• DATA TO PROCESS:
+===+

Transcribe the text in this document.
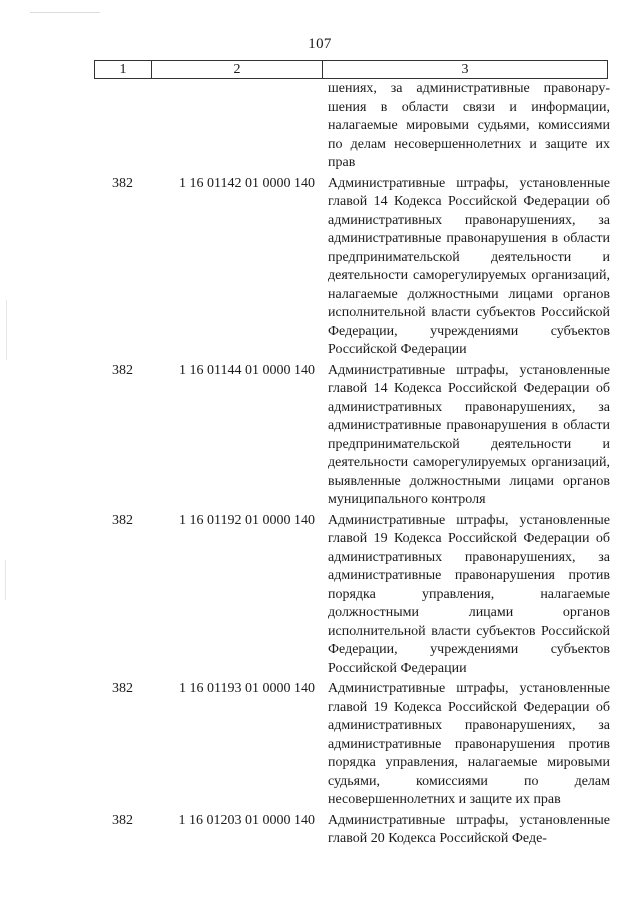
107
1	2	3
шениях, за административные правонарушения в области связи и информации, налагаемые мировыми судьями, комиссиями по делам несовершеннолетних и защите их прав
382	1 16 01142 01 0000 140 Административные штрафы, установленные главой 14 Кодекса Российской Федерации об административных правонарушениях, за административные правонарушения в области предпринимательской деятельности и деятельности саморегулируемых организаций, налагаемые должностными лицами органов исполнительной власти субъектов Российской Федерации, учреждениями субъектов Российской Федерации
382	1 16 01144 01 0000 140 Административные штрафы, установленные главой 14 Кодекса Российской Федерации об административных правонарушениях, за административные правонарушения в области предпринимательской деятельности и деятельности саморегулируемых организаций, выявленные должностными лицами органов муниципального контроля
382	1 16 01192 01 0000 140 Административные штрафы, установленные главой 19 Кодекса Российской Федерации об административных правонарушениях, за административные правонарушения против порядка управления, налагаемые должностными лицами органов исполнительной власти субъектов Российской Федерации, учреждениями субъектов Российской Федерации
382	1 16 01193 01 0000 140 Административные штрафы, установленные главой 19 Кодекса Российской Федерации об административных правонарушениях, за административные правонарушения против порядка управления, налагаемые мировыми судьями, комиссиями по делам несовершеннолетних и защите их прав
382	1 16 01203 01 0000 140 Административные штрафы, установленные главой 20 Кодекса Российской Феде-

+===+

• EXERCISE INSTRUCTIONS: Omit the pictures, then quote the rest of the material above exactly.

• OUTPUT BELOW:
Transcribe the text in this document.
107
1	2	3
шениях, за административные правонарушения в области связи и информации, налагаемые мировыми судьями, комиссиями по делам несовершеннолетних и защите их прав
382	1 16 01142 01 0000 140 Административные штрафы, установленные главой 14 Кодекса Российской Федерации об административных правонарушениях, за административные правонарушения в области предпринимательской деятельности и деятельности саморегулируемых организаций, налагаемые должностными лицами органов исполнительной власти субъектов Российской Федерации, учреждениями субъектов Российской Федерации
382	1 16 01144 01 0000 140 Административные штрафы, установленные главой 14 Кодекса Российской Федерации об административных правонарушениях, за административные правонарушения в области предпринимательской деятельности и деятельности саморегулируемых организаций, выявленные должностными лицами органов муниципального контроля
382	1 16 01192 01 0000 140 Административные штрафы, установленные главой 19 Кодекса Российской Федерации об административных правонарушениях, за административные правонарушения против порядка управления, налагаемые должностными лицами органов исполнительной власти субъектов Российской Федерации, учреждениями субъектов Российской Федерации
382	1 16 01193 01 0000 140 Административные штрафы, установленные главой 19 Кодекса Российской Федерации об административных правонарушениях, за административные правонарушения против порядка управления, налагаемые мировыми судьями, комиссиями по делам несовершеннолетних и защите их прав
382	1 16 01203 01 0000 140 Административные штрафы, установленные главой 20 Кодекса Российской Феде-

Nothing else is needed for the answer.